BEGIN Information shown
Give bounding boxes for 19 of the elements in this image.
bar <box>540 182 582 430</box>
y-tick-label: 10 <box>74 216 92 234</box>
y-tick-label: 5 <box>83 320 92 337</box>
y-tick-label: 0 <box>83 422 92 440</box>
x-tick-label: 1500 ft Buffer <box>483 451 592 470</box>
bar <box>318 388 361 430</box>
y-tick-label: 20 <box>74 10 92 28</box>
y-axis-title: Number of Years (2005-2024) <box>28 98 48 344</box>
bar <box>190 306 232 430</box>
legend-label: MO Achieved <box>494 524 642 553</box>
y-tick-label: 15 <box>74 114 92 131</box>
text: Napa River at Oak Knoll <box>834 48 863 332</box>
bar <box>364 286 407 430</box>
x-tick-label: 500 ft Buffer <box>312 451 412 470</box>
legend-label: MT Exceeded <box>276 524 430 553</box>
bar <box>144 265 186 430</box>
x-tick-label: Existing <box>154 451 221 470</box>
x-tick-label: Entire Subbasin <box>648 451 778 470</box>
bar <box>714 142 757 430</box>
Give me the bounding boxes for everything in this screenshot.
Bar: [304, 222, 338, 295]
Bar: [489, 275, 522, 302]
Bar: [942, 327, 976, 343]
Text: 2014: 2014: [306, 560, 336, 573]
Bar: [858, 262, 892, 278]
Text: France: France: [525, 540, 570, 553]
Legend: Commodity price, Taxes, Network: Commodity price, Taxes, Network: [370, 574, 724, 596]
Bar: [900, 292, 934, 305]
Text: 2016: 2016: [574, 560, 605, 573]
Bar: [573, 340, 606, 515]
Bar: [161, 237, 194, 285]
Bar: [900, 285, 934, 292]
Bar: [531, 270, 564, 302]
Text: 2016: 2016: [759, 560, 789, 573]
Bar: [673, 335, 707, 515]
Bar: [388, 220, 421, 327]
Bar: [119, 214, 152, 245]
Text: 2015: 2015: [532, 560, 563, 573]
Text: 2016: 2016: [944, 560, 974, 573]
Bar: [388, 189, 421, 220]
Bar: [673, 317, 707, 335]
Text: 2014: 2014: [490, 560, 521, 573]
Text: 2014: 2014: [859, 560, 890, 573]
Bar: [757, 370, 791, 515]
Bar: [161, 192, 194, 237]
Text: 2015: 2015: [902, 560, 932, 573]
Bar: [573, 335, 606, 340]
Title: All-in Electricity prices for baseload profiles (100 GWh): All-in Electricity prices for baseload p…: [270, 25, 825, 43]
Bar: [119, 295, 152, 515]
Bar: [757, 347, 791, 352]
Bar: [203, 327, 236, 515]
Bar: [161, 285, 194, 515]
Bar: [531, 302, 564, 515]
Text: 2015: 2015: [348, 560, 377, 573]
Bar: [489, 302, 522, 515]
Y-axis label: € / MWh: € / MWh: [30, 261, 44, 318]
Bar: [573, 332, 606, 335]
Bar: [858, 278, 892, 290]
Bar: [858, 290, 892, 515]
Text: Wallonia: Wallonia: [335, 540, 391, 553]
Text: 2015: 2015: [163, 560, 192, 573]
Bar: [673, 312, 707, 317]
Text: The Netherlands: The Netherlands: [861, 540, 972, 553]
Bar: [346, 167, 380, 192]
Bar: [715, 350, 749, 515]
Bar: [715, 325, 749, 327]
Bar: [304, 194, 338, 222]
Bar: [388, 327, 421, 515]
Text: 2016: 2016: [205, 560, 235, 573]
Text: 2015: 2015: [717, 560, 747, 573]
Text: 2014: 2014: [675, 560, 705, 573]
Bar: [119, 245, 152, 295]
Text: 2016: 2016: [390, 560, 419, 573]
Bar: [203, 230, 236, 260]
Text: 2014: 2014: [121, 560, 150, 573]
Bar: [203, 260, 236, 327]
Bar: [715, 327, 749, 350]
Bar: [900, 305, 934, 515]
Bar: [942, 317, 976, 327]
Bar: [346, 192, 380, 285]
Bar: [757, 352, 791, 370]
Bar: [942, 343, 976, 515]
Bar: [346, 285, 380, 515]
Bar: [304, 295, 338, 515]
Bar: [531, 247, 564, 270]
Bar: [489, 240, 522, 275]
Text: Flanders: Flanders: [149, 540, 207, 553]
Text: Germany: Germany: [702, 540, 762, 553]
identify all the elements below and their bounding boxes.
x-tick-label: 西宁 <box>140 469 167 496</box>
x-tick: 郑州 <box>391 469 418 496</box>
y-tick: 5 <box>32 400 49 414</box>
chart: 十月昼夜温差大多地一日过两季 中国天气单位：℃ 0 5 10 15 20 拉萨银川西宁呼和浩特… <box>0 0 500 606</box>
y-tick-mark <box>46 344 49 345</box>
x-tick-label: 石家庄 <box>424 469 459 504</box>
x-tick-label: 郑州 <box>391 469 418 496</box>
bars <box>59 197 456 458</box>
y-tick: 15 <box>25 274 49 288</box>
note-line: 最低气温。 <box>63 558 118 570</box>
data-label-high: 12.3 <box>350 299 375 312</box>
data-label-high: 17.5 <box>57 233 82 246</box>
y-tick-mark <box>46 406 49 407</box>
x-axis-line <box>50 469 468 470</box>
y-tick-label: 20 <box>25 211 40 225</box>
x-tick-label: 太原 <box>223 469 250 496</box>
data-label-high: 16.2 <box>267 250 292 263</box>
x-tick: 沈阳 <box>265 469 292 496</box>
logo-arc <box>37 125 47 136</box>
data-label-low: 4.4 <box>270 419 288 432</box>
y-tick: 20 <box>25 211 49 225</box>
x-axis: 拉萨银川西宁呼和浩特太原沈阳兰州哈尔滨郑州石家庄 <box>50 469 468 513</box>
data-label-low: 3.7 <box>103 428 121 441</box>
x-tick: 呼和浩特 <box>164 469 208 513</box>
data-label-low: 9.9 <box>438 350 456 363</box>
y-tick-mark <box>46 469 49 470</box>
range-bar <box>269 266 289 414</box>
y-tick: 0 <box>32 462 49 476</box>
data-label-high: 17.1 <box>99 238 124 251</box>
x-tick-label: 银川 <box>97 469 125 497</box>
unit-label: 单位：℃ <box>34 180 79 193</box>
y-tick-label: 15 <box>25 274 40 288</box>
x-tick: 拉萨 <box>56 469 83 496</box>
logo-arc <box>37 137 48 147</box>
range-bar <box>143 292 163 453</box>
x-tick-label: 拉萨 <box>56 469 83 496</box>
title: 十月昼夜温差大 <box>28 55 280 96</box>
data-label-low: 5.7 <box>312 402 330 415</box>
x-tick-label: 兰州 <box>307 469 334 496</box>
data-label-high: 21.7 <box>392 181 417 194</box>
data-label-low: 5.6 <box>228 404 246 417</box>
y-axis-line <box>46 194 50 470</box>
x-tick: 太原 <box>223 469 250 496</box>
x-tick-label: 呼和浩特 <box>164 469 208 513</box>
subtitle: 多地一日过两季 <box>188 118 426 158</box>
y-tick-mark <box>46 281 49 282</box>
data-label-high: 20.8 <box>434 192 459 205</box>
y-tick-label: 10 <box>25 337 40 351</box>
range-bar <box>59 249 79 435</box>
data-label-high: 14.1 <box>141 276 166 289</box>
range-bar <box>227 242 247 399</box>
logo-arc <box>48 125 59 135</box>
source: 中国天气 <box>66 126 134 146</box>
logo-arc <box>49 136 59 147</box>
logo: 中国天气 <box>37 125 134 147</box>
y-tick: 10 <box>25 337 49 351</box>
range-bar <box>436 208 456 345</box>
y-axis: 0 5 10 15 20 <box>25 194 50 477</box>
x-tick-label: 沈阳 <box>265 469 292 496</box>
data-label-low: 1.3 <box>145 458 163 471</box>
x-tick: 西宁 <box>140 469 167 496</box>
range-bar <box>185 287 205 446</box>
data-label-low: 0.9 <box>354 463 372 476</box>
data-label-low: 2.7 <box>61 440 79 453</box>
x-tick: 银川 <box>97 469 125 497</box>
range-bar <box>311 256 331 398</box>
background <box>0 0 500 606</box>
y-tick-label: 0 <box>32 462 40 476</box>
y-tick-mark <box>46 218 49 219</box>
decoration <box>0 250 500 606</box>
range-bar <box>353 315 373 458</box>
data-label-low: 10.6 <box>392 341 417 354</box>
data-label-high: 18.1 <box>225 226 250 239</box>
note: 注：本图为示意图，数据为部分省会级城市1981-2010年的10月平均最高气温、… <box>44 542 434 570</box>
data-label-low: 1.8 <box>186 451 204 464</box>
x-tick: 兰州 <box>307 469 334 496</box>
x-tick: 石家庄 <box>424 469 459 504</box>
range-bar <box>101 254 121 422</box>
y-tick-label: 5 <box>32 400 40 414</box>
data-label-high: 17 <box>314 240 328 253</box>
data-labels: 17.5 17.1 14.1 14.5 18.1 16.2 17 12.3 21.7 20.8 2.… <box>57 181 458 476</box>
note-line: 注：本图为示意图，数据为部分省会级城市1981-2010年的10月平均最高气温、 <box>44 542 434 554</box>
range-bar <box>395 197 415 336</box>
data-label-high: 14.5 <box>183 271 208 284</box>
END Information shown
**Directions**
Rewrite the material above as a Markdown table, from its first line up to and including the line with "Text: 2014: 2014: [859, 560, 890, 573]". Use the columns Row and Line, number each row, and leave out blank lines.

**Completed task**
| Row | Line |
|---|---|
| 1 | Give bounding boxes for 19 of the elements in this image. |
| 2 | bar <box>540 182 582 430</box> |
| 3 | y-tick-label: 10 <box>74 216 92 234</box> |
| 4 | y-tick-label: 5 <box>83 320 92 337</box> |
| 5 | y-tick-label: 0 <box>83 422 92 440</box> |
| 6 | x-tick-label: 1500 ft Buffer <box>483 451 592 470</box> |
| 7 | bar <box>318 388 361 430</box> |
| 8 | y-tick-label: 20 <box>74 10 92 28</box> |
| 9 | y-axis-title: Number of Years (2005-2024) <box>28 98 48 344</box> |
| 10 | bar <box>190 306 232 430</box> |
| 11 | legend-label: MO Achieved <box>494 524 642 553</box> |
| 12 | y-tick-label: 15 <box>74 114 92 131</box> |
| 13 | text: Napa River at Oak Knoll <box>834 48 863 332</box> |
| 14 | bar <box>364 286 407 430</box> |
| 15 | x-tick-label: 500 ft Buffer <box>312 451 412 470</box> |
| 16 | legend-label: MT Exceeded <box>276 524 430 553</box> |
| 17 | bar <box>144 265 186 430</box> |
| 18 | x-tick-label: Existing <box>154 451 221 470</box> |
| 19 | x-tick-label: Entire Subbasin <box>648 451 778 470</box> |
| 20 | bar <box>714 142 757 430</box> |
| 21 | Give me the bounding boxes for everything in this screenshot. |
| 22 | Bar: [304, 222, 338, 295] |
| 23 | Bar: [489, 275, 522, 302] |
| 24 | Bar: [942, 327, 976, 343] |
| 25 | Text: 2014: 2014: [306, 560, 336, 573] |
| 26 | Bar: [858, 262, 892, 278] |
| 27 | Text: France: France: [525, 540, 570, 553] |
| 28 | Legend: Commodity price, Taxes, Network: Commodity price, Taxes, Network: [370, 574, 724, 596] |
| 29 | Bar: [900, 292, 934, 305] |
| 30 | Text: 2016: 2016: [574, 560, 605, 573] |
| 31 | Bar: [573, 340, 606, 515] |
| 32 | Bar: [161, 237, 194, 285] |
| 33 | Bar: [900, 285, 934, 292] |
| 34 | Bar: [531, 270, 564, 302] |
| 35 | Text: 2016: 2016: [759, 560, 789, 573] |
| 36 | Bar: [673, 335, 707, 515] |
| 37 | Bar: [388, 220, 421, 327] |
| 38 | Bar: [119, 214, 152, 245] |
| 39 | Text: 2015: 2015: [532, 560, 563, 573] |
| 40 | Text: 2016: 2016: [944, 560, 974, 573] |
| 41 | Bar: [388, 189, 421, 220] |
| 42 | Bar: [673, 317, 707, 335] |
| 43 | Text: 2014: 2014: [490, 560, 521, 573] |
| 44 | Text: 2014: 2014: [859, 560, 890, 573] |